* START *
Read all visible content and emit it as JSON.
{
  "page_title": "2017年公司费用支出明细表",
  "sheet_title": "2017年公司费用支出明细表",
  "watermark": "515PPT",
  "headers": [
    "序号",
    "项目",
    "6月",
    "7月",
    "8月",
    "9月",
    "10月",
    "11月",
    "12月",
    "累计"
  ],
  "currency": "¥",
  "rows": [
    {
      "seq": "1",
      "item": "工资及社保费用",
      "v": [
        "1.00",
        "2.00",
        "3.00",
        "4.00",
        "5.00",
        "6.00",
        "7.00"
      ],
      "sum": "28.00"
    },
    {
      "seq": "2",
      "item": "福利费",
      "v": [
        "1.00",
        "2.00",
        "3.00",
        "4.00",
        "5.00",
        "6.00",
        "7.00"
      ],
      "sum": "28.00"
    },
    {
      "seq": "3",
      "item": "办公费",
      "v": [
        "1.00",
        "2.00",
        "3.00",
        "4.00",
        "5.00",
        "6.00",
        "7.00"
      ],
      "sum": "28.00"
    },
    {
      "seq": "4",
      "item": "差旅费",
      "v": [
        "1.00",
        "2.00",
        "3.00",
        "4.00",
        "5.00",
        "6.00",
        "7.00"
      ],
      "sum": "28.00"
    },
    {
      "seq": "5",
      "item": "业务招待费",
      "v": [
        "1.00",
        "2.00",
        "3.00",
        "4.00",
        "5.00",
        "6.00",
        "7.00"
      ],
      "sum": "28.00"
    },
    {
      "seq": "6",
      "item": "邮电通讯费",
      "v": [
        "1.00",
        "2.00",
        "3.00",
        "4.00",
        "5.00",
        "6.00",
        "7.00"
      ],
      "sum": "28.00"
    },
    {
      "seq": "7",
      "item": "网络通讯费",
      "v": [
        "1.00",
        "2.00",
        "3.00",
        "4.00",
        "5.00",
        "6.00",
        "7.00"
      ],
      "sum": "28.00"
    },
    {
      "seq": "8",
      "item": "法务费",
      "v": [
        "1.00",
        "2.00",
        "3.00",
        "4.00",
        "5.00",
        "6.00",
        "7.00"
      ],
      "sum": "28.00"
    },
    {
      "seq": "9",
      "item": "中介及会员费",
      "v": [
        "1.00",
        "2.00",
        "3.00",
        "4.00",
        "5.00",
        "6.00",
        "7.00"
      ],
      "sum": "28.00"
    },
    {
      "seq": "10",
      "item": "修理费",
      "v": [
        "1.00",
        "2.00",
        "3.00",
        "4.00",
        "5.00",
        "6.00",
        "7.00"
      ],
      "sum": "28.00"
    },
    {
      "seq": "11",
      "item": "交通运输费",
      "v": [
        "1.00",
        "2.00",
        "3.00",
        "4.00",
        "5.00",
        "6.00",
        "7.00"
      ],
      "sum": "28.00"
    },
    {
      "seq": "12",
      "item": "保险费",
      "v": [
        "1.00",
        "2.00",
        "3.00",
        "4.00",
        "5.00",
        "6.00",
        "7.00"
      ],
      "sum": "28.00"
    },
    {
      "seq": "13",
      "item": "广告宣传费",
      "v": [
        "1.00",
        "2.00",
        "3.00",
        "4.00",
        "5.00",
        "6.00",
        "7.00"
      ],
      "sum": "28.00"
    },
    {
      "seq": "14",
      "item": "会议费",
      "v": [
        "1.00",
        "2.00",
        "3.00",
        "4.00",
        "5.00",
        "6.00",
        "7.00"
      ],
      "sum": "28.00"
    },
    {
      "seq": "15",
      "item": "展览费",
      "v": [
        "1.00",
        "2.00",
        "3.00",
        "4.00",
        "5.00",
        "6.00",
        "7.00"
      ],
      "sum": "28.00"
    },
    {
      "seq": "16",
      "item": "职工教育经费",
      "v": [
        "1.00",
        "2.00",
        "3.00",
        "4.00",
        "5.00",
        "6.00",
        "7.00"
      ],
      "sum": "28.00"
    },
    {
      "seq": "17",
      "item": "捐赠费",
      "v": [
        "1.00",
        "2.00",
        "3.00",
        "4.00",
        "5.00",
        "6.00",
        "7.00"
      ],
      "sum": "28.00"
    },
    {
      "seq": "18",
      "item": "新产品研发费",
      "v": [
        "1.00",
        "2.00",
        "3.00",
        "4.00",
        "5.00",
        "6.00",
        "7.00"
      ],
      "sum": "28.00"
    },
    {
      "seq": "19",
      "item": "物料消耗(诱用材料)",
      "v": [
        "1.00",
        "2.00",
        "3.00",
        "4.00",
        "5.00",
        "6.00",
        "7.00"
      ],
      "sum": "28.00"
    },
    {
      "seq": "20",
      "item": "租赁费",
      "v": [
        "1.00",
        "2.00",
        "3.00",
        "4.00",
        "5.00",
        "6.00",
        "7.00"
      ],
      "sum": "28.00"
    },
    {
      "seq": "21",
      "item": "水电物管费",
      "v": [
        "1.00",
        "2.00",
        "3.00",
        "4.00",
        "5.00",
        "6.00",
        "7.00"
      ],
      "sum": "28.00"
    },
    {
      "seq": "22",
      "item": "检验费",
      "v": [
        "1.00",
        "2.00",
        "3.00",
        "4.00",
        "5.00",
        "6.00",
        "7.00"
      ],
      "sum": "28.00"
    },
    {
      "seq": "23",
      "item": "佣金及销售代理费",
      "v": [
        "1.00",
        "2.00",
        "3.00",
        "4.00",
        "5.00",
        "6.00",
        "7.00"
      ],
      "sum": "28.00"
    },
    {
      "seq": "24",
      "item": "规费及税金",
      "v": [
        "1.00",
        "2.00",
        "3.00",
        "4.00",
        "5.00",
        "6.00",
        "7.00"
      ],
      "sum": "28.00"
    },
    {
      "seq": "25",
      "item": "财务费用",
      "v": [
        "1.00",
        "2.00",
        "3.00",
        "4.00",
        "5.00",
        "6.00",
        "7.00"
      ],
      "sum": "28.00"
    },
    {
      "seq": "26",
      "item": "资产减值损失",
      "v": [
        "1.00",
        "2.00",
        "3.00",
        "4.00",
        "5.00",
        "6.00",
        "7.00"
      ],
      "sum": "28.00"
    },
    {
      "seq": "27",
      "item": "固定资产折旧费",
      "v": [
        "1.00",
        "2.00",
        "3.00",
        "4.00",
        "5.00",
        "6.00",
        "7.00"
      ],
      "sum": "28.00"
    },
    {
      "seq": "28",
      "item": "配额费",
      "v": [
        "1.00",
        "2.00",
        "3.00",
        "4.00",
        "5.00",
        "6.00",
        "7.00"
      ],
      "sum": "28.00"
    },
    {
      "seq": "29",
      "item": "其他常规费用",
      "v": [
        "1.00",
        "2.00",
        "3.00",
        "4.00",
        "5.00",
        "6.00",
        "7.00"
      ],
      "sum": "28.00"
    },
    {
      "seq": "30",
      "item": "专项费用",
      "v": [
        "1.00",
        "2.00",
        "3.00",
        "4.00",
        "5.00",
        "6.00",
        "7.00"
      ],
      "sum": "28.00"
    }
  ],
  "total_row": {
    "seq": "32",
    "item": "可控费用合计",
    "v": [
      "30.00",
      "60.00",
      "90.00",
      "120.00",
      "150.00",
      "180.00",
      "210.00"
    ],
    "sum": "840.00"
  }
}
* END *
■ WHAT YOU NEED TO DO ■
From the first line to the last, please quote the material above exactly.

■ TASK SOLUTION ■
Read all visible content and emit it as JSON.
{
  "page_title": "2017年公司费用支出明细表",
  "sheet_title": "2017年公司费用支出明细表",
  "watermark": "515PPT",
  "headers": [
    "序号",
    "项目",
    "6月",
    "7月",
    "8月",
    "9月",
    "10月",
    "11月",
    "12月",
    "累计"
  ],
  "currency": "¥",
  "rows": [
    {
      "seq": "1",
      "item": "工资及社保费用",
      "v": [
        "1.00",
        "2.00",
        "3.00",
        "4.00",
        "5.00",
        "6.00",
        "7.00"
      ],
      "sum": "28.00"
    },
    {
      "seq": "2",
      "item": "福利费",
      "v": [
        "1.00",
        "2.00",
        "3.00",
        "4.00",
        "5.00",
        "6.00",
        "7.00"
      ],
      "sum": "28.00"
    },
    {
      "seq": "3",
      "item": "办公费",
      "v": [
        "1.00",
        "2.00",
        "3.00",
        "4.00",
        "5.00",
        "6.00",
        "7.00"
      ],
      "sum": "28.00"
    },
    {
      "seq": "4",
      "item": "差旅费",
      "v": [
        "1.00",
        "2.00",
        "3.00",
        "4.00",
        "5.00",
        "6.00",
        "7.00"
      ],
      "sum": "28.00"
    },
    {
      "seq": "5",
      "item": "业务招待费",
      "v": [
        "1.00",
        "2.00",
        "3.00",
        "4.00",
        "5.00",
        "6.00",
        "7.00"
      ],
      "sum": "28.00"
    },
    {
      "seq": "6",
      "item": "邮电通讯费",
      "v": [
        "1.00",
        "2.00",
        "3.00",
        "4.00",
        "5.00",
        "6.00",
        "7.00"
      ],
      "sum": "28.00"
    },
    {
      "seq": "7",
      "item": "网络通讯费",
      "v": [
        "1.00",
        "2.00",
        "3.00",
        "4.00",
        "5.00",
        "6.00",
        "7.00"
      ],
      "sum": "28.00"
    },
    {
      "seq": "8",
      "item": "法务费",
      "v": [
        "1.00",
        "2.00",
        "3.00",
        "4.00",
        "5.00",
        "6.00",
        "7.00"
      ],
      "sum": "28.00"
    },
    {
      "seq": "9",
      "item": "中介及会员费",
      "v": [
        "1.00",
        "2.00",
        "3.00",
        "4.00",
        "5.00",
        "6.00",
        "7.00"
      ],
      "sum": "28.00"
    },
    {
      "seq": "10",
      "item": "修理费",
      "v": [
        "1.00",
        "2.00",
        "3.00",
        "4.00",
        "5.00",
        "6.00",
        "7.00"
      ],
      "sum": "28.00"
    },
    {
      "seq": "11",
      "item": "交通运输费",
      "v": [
        "1.00",
        "2.00",
        "3.00",
        "4.00",
        "5.00",
        "6.00",
        "7.00"
      ],
      "sum": "28.00"
    },
    {
      "seq": "12",
      "item": "保险费",
      "v": [
        "1.00",
        "2.00",
        "3.00",
        "4.00",
        "5.00",
        "6.00",
        "7.00"
      ],
      "sum": "28.00"
    },
    {
      "seq": "13",
      "item": "广告宣传费",
      "v": [
        "1.00",
        "2.00",
        "3.00",
        "4.00",
        "5.00",
        "6.00",
        "7.00"
      ],
      "sum": "28.00"
    },
    {
      "seq": "14",
      "item": "会议费",
      "v": [
        "1.00",
        "2.00",
        "3.00",
        "4.00",
        "5.00",
        "6.00",
        "7.00"
      ],
      "sum": "28.00"
    },
    {
      "seq": "15",
      "item": "展览费",
      "v": [
        "1.00",
        "2.00",
        "3.00",
        "4.00",
        "5.00",
        "6.00",
        "7.00"
      ],
      "sum": "28.00"
    },
    {
      "seq": "16",
      "item": "职工教育经费",
      "v": [
        "1.00",
        "2.00",
        "3.00",
        "4.00",
        "5.00",
        "6.00",
        "7.00"
      ],
      "sum": "28.00"
    },
    {
      "seq": "17",
      "item": "捐赠费",
      "v": [
        "1.00",
        "2.00",
        "3.00",
        "4.00",
        "5.00",
        "6.00",
        "7.00"
      ],
      "sum": "28.00"
    },
    {
      "seq": "18",
      "item": "新产品研发费",
      "v": [
        "1.00",
        "2.00",
        "3.00",
        "4.00",
        "5.00",
        "6.00",
        "7.00"
      ],
      "sum": "28.00"
    },
    {
      "seq": "19",
      "item": "物料消耗(诱用材料)",
      "v": [
        "1.00",
        "2.00",
        "3.00",
        "4.00",
        "5.00",
        "6.00",
        "7.00"
      ],
      "sum": "28.00"
    },
    {
      "seq": "20",
      "item": "租赁费",
      "v": [
        "1.00",
        "2.00",
        "3.00",
        "4.00",
        "5.00",
        "6.00",
        "7.00"
      ],
      "sum": "28.00"
    },
    {
      "seq": "21",
      "item": "水电物管费",
      "v": [
        "1.00",
        "2.00",
        "3.00",
        "4.00",
        "5.00",
        "6.00",
        "7.00"
      ],
      "sum": "28.00"
    },
    {
      "seq": "22",
      "item": "检验费",
      "v": [
        "1.00",
        "2.00",
        "3.00",
        "4.00",
        "5.00",
        "6.00",
        "7.00"
      ],
      "sum": "28.00"
    },
    {
      "seq": "23",
      "item": "佣金及销售代理费",
      "v": [
        "1.00",
        "2.00",
        "3.00",
        "4.00",
        "5.00",
        "6.00",
        "7.00"
      ],
      "sum": "28.00"
    },
    {
      "seq": "24",
      "item": "规费及税金",
      "v": [
        "1.00",
        "2.00",
        "3.00",
        "4.00",
        "5.00",
        "6.00",
        "7.00"
      ],
      "sum": "28.00"
    },
    {
      "seq": "25",
      "item": "财务费用",
      "v": [
        "1.00",
        "2.00",
        "3.00",
        "4.00",
        "5.00",
        "6.00",
        "7.00"
      ],
      "sum": "28.00"
    },
    {
      "seq": "26",
      "item": "资产减值损失",
      "v": [
        "1.00",
        "2.00",
        "3.00",
        "4.00",
        "5.00",
        "6.00",
        "7.00"
      ],
      "sum": "28.00"
    },
    {
      "seq": "27",
      "item": "固定资产折旧费",
      "v": [
        "1.00",
        "2.00",
        "3.00",
        "4.00",
        "5.00",
        "6.00",
        "7.00"
      ],
      "sum": "28.00"
    },
    {
      "seq": "28",
      "item": "配额费",
      "v": [
        "1.00",
        "2.00",
        "3.00",
        "4.00",
        "5.00",
        "6.00",
        "7.00"
      ],
      "sum": "28.00"
    },
    {
      "seq": "29",
      "item": "其他常规费用",
      "v": [
        "1.00",
        "2.00",
        "3.00",
        "4.00",
        "5.00",
        "6.00",
        "7.00"
      ],
      "sum": "28.00"
    },
    {
      "seq": "30",
      "item": "专项费用",
      "v": [
        "1.00",
        "2.00",
        "3.00",
        "4.00",
        "5.00",
        "6.00",
        "7.00"
      ],
      "sum": "28.00"
    }
  ],
  "total_row": {
    "seq": "32",
    "item": "可控费用合计",
    "v": [
      "30.00",
      "60.00",
      "90.00",
      "120.00",
      "150.00",
      "180.00",
      "210.00"
    ],
    "sum": "840.00"
  }
}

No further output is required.